If I where to pick the one I most visually connect with it would be the one on the left hand side, It feels more vibrant and alive and seems to look like it has richer detail to the naked eye.
 

Zephyros

I have been putting this off, but would you have a suggestion as to how to study GD color scales? I've seen the tables relating to king scales and such, the filtering of the colors through the worlds, etc. but I haven't done anything with it.
 

MikeTheAltarboy

I never realized until this was mentioned in a couple threads that the Albano-Waite is using flashing colours. No wonder I find it garish! :-D

I'm glad it's a useful technique for some, but mostly it just gives me a headache. Enochian Chess on a flashing Enochian tablet is worse-of-the-same.
 

rwcarter

I have been putting this off, but would you have a suggestion as to how to study GD color scales? I've seen the tables relating to king scales and such, the filtering of the colors through the worlds, etc. but I haven't done anything with it.

There is this thread over in the Golden Dawn Tradition subforum. Not sure if that's what you're looking for though.
 

Zephyros

Thanks, I guess the best way is just to sit with the tables and decks looking for the colors, or maybe look at the BOTA instructions, although if they are as limited as the color palette on the RWS I won't get far.

I knew there was a reason I was putting it off!
 

Terrapin

This is a really fascinating topic. It helps me to understand why it may be that although the Albano is my favorite tarot deck, I find it extremely uncomfortable to actually read with. It is the first deck I ever did readings for other people with and at some point reading for a friend I just froze up, feeling overwhelmed not with information coming in, but static, or rather I couldn't process what I was reading.

GIVEN RECORDS

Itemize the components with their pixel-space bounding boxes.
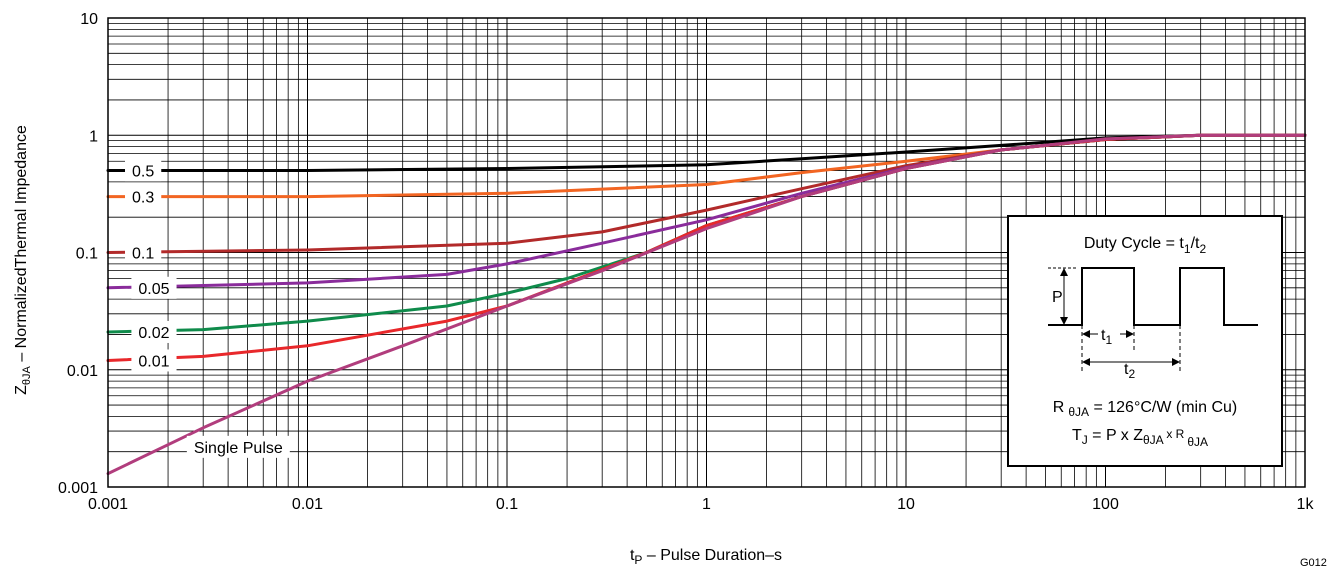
curve-label: 0.02 bbox=[131, 320, 177, 343]
y-tick-label: 0.01 bbox=[67, 363, 98, 380]
inset-formula-t-mid: = P x Z bbox=[1088, 427, 1144, 444]
y-tick-labels: 0.001 0.01 0.1 1 10 bbox=[58, 11, 98, 497]
curve-label-bg bbox=[125, 241, 162, 264]
pulse-waveform bbox=[1048, 267, 1258, 326]
curve-labels: 0.5 0.3 0.1 0.05 0.02 0.01 Single Pulse bbox=[125, 159, 290, 458]
x-tick-label: 0.001 bbox=[88, 496, 128, 513]
y-axis-title-rest: – NormalizedThermal Impedance bbox=[13, 125, 30, 366]
curve-label-text: 0.02 bbox=[138, 325, 169, 342]
t1-label-main: t bbox=[1101, 327, 1106, 344]
curve-label-text: 0.01 bbox=[138, 353, 169, 370]
curve-label-text: 0.3 bbox=[132, 190, 154, 207]
t2-arrow-head-right bbox=[1172, 358, 1180, 366]
curve-label-text: 0.5 bbox=[132, 164, 154, 181]
t2-arrow-head-left bbox=[1082, 358, 1090, 366]
t2-label-sub: 2 bbox=[1128, 367, 1135, 381]
curve-label-bg bbox=[125, 185, 162, 208]
y-tick-label: 10 bbox=[80, 11, 98, 28]
inset-formula-t-sub3: θJA bbox=[1187, 435, 1208, 449]
inset-title-sub1: 1 bbox=[1184, 242, 1191, 256]
x-tick-labels: 0.001 0.01 0.1 1 10 100 1k bbox=[88, 496, 1314, 513]
inset-title: Duty Cycle = t1/t2 bbox=[1084, 235, 1207, 256]
curve-label-bg bbox=[131, 349, 177, 372]
inset-formula-r-rest: = 126°C/W (min Cu) bbox=[1089, 399, 1237, 416]
curve-label: 0.1 bbox=[125, 241, 162, 264]
t1-arrow-head-left bbox=[1082, 330, 1090, 338]
curve-label: 0.05 bbox=[131, 276, 177, 299]
y-axis-title-sub: θJA bbox=[21, 365, 33, 385]
p-arrow-head-down bbox=[1060, 317, 1068, 325]
plot-frame bbox=[107, 17, 1306, 488]
grid bbox=[107, 18, 1305, 488]
y-axis-title-main: Z bbox=[13, 385, 30, 395]
curve-label-text: Single Pulse bbox=[194, 440, 283, 457]
curve-label: 0.5 bbox=[125, 159, 162, 182]
inset-formula-t-sub1: J bbox=[1082, 433, 1088, 447]
t1-label-bg bbox=[1098, 322, 1120, 342]
t2-label-main: t bbox=[1124, 361, 1129, 378]
curve-label: Single Pulse bbox=[186, 435, 290, 458]
series-lines bbox=[106, 133, 1307, 476]
x-tick-label: 100 bbox=[1092, 496, 1119, 513]
x-axis-title: tP – Pulse Duration–s bbox=[630, 547, 782, 567]
t1-arrow-head-right bbox=[1126, 330, 1134, 338]
t2-label: t2 bbox=[1124, 361, 1135, 381]
figure-code: G012 bbox=[1300, 557, 1327, 568]
curve-label-text: 0.1 bbox=[132, 246, 154, 263]
curve-label: 0.3 bbox=[125, 185, 162, 208]
x-tick-label: 0.1 bbox=[496, 496, 518, 513]
inset-title-slash: /t bbox=[1191, 235, 1200, 252]
curve-label-bg bbox=[125, 159, 162, 182]
x-tick-label: 0.01 bbox=[292, 496, 323, 513]
series-line-single-pulse bbox=[106, 133, 1307, 476]
inset-box bbox=[1007, 215, 1283, 467]
y-tick-label: 0.1 bbox=[76, 246, 98, 263]
inset-formula-t-main: T bbox=[1072, 427, 1082, 444]
curve-label-bg bbox=[131, 320, 177, 343]
inset-formula-r-main: R bbox=[1053, 399, 1065, 416]
t1-label: t1 bbox=[1101, 327, 1112, 347]
x-axis-title-sub: P bbox=[634, 553, 642, 567]
inset-title-main: Duty Cycle = t bbox=[1084, 235, 1185, 252]
p-label: P bbox=[1052, 289, 1063, 306]
p-arrow-head-up bbox=[1060, 268, 1068, 276]
t1-label-sub: 1 bbox=[1105, 333, 1112, 347]
inset-formula-t-sub2: θJA bbox=[1143, 433, 1164, 447]
inset-formula-r-sub: θJA bbox=[1068, 405, 1089, 419]
curve-label-bg bbox=[186, 435, 290, 458]
y-tick-label: 0.001 bbox=[58, 480, 98, 497]
x-tick-label: 10 bbox=[897, 496, 915, 513]
curve-label-bg bbox=[131, 276, 177, 299]
curve-label-text: 0.05 bbox=[138, 281, 169, 298]
x-axis-title-rest: – Pulse Duration–s bbox=[642, 547, 782, 564]
inset-title-sub2: 2 bbox=[1199, 242, 1206, 256]
y-tick-label: 1 bbox=[89, 128, 98, 145]
y-axis-title: ZθJA – NormalizedThermal Impedance bbox=[13, 125, 33, 395]
inset-formula-t-xr: x R bbox=[1163, 427, 1185, 441]
x-tick-label: 1k bbox=[1297, 496, 1315, 513]
inset-formula-t: TJ = P x ZθJA x RθJA bbox=[1072, 427, 1208, 449]
curve-label: 0.01 bbox=[131, 349, 177, 372]
x-axis-title-main: t bbox=[630, 547, 635, 564]
x-tick-label: 1 bbox=[702, 496, 711, 513]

REQUEST
Continue the forum thread about tarot deck colors from where it stops.

EXERCISE ANSWER
If these color combos of the Albano truly do stimulate some deep psychic knowing Akashic field information I can see how maybe it was burning me out. I've read a couple different ATers here mentioning that the Albano gives them a headache or that they feel unwell after using it. I totally agree. I cherish this deck (I have the Tarot Productions version and it is beautiful), but I feel rattled and headache-y when I read with it. I usually use the Universal or an early yellow box RWS for reading these days.

Interstingly, the University Books RWS, also "garish", but lovely IMO, does not have this effect on me. So I think it is something more mysterious than the garishness of the Albano that has this effect. It must be the shading and the actually color combos. The rational part of me just rolls its eyes at these opinions, but my intuition just smiles and says "surprise! you're not smart after all."
 

Terrapin

Another thought on flashing colors. I just read closrapexa's recent post in the Thoth section and I realized that the Thoth also uses flashing colors, yet the Thoth doesn't make me feel ill when I've read with it. Curious.
 

Richard

Another thought on flashing colors. I just read closrapexa's recent post in the Thoth section and I realized that the Thoth also uses flashing colors, yet the Thoth doesn't make me feel ill when I've read with it. Curious.
The Thoth colors are more muted and artistically coherent. The flashing colors in the Albano may cause flashbacks to a bad mushroom trip.
 

Terrapin

The Thoth colors are more muted and artistically coherent. The flashing colors in the Albano may cause flashbacks to a bad mushroom trip.

Funny.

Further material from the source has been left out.